MATERIAL FOR THE TASK:
_ _ _ _

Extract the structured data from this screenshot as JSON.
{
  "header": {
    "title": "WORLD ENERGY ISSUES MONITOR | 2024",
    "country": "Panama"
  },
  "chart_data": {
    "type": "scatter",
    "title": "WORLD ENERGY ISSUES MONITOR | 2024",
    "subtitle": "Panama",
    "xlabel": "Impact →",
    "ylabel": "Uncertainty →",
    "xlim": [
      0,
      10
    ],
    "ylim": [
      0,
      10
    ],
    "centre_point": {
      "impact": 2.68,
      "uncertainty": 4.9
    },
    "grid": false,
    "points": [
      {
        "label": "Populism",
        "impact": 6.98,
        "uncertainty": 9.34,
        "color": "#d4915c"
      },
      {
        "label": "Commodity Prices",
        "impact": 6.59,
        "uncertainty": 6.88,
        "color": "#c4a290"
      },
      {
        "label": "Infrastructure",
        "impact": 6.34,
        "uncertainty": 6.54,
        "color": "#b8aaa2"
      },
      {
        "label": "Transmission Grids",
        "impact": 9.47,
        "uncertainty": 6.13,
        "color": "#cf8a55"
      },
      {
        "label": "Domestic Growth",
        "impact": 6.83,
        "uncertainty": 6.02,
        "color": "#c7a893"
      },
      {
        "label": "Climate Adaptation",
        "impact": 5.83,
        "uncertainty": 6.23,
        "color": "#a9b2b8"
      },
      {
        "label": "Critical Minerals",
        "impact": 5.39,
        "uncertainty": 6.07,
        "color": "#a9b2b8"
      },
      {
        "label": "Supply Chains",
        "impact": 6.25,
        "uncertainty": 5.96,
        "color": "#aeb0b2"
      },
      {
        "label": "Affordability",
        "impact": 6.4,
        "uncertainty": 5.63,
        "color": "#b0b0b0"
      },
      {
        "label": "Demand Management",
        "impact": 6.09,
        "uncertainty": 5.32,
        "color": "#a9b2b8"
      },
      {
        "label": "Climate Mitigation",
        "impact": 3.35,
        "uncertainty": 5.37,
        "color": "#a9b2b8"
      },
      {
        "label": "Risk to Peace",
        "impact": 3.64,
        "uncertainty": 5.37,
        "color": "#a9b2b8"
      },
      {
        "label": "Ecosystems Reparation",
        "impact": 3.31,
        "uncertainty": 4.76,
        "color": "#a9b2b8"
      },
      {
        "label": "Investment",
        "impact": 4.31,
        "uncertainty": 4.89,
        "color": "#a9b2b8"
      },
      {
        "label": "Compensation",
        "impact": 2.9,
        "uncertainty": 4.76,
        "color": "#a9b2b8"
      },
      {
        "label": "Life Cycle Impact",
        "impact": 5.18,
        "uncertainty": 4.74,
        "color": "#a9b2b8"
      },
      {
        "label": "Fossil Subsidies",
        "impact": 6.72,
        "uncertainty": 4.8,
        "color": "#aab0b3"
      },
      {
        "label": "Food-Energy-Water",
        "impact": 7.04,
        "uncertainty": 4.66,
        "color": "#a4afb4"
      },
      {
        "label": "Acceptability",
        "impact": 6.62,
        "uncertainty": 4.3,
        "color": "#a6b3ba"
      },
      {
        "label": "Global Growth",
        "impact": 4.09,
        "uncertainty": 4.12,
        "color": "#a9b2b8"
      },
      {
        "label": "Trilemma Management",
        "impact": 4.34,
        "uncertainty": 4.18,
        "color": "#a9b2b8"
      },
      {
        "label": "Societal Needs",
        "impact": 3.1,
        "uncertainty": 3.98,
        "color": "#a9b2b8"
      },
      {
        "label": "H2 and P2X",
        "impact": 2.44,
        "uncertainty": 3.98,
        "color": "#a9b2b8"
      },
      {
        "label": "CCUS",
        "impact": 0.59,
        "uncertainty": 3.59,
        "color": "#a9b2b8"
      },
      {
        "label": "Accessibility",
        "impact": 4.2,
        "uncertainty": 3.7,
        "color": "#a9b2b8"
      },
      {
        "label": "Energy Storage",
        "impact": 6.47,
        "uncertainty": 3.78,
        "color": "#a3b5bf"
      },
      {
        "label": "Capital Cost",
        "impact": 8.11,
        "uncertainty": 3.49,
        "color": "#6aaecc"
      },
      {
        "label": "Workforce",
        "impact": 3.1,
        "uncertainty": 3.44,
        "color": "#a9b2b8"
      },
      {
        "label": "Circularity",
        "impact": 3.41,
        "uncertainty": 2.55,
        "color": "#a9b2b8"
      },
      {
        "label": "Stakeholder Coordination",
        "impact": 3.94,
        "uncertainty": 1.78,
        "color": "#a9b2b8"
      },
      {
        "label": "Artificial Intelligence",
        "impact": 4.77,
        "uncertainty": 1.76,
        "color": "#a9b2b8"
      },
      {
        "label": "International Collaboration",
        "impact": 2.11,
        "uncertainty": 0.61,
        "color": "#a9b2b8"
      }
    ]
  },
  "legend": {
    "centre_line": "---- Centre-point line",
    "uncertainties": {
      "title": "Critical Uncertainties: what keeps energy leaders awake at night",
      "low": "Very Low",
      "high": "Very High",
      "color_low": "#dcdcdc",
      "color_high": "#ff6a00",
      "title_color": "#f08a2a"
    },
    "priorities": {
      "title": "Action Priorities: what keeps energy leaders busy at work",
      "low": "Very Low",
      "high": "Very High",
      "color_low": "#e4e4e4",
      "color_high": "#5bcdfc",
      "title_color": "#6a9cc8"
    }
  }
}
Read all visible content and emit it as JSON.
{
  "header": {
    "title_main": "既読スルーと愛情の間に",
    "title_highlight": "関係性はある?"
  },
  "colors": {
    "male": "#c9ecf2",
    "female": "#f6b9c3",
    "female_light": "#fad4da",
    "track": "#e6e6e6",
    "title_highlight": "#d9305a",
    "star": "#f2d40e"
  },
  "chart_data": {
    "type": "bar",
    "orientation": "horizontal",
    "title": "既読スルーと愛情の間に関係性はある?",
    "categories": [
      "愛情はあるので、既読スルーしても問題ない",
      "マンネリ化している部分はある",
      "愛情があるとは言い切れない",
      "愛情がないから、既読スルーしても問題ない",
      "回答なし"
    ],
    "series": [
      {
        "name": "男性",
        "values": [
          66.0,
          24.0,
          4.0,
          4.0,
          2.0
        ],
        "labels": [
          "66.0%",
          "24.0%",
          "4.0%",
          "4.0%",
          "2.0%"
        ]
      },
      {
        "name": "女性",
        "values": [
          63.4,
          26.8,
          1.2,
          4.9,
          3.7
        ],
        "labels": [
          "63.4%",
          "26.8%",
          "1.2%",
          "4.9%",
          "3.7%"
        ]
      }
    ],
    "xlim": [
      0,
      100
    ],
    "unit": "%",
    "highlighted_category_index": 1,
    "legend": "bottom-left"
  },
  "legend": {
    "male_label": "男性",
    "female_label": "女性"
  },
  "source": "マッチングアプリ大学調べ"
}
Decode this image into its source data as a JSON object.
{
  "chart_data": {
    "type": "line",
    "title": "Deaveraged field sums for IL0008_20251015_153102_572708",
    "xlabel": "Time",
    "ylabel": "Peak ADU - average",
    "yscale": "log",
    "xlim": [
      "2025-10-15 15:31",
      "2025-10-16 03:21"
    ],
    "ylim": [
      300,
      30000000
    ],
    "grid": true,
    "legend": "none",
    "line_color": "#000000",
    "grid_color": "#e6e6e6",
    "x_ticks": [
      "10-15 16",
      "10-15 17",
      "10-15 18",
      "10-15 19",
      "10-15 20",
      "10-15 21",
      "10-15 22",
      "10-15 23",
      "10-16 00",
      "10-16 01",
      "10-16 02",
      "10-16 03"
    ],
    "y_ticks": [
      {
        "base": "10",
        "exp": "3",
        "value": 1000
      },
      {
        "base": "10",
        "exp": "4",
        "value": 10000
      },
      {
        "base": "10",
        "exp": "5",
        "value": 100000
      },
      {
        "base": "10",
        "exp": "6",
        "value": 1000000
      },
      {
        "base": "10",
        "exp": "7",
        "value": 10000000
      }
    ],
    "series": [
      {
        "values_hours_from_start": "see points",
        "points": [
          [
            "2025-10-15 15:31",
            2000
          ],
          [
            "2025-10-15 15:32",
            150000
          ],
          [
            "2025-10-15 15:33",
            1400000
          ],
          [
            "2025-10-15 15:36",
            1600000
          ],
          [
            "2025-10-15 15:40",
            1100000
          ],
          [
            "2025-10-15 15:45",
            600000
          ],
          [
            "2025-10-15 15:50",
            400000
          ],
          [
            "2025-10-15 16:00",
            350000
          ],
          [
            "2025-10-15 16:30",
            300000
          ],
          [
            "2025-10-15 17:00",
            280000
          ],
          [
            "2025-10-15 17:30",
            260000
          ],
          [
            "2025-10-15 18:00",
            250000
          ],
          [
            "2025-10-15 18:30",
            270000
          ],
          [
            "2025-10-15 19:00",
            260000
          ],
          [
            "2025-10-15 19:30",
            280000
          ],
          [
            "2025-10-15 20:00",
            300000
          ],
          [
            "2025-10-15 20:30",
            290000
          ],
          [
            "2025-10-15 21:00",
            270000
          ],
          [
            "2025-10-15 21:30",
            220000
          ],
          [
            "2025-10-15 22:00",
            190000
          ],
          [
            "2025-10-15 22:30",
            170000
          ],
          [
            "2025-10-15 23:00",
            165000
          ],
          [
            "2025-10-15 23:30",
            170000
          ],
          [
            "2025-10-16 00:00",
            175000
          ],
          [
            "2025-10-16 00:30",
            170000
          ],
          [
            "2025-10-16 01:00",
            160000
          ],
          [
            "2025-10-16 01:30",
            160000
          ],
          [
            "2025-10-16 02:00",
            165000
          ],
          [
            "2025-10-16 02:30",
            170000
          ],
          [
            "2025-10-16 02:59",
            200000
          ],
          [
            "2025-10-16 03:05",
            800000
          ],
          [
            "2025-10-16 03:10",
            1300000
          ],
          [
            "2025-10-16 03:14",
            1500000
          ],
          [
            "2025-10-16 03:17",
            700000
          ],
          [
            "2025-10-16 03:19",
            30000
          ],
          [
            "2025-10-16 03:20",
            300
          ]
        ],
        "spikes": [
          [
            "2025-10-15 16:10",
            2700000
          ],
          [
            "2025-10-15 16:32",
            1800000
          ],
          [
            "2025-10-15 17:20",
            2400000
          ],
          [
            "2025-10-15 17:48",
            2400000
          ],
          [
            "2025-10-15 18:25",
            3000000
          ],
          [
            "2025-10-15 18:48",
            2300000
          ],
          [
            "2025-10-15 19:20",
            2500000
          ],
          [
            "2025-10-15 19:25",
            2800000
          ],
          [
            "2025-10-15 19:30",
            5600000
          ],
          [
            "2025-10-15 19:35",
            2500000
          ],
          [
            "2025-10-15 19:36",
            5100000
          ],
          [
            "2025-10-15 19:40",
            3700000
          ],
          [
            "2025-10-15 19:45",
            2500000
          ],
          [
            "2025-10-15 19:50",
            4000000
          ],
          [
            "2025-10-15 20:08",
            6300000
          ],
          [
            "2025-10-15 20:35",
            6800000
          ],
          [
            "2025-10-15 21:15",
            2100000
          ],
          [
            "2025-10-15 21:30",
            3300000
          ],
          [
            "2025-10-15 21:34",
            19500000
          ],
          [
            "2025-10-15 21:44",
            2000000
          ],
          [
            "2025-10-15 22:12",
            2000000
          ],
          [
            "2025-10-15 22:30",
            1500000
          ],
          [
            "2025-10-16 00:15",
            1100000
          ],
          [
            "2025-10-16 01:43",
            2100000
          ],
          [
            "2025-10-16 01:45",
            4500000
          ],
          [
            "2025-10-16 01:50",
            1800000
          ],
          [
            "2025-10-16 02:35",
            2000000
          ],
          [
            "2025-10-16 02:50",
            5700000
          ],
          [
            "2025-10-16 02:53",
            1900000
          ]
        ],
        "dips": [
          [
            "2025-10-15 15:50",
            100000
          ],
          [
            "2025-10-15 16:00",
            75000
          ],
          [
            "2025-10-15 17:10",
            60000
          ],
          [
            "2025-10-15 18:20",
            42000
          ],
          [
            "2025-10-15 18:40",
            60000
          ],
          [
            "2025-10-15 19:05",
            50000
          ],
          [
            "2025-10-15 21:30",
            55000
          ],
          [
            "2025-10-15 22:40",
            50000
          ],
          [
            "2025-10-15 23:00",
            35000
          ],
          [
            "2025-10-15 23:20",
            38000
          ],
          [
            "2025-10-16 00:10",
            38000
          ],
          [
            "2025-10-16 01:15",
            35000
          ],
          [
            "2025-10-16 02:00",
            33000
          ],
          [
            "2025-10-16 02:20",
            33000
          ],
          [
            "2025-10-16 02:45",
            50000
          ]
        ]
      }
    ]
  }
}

_ _ _ _

WHAT IS REQUIRED: Gather up the lines that contain the word "leaders".

REPLY TO THE EXERCISE:
      "title": "Critical Uncertainties: what keeps energy leaders awake at night",
      "title": "Action Priorities: what keeps energy leaders busy at work",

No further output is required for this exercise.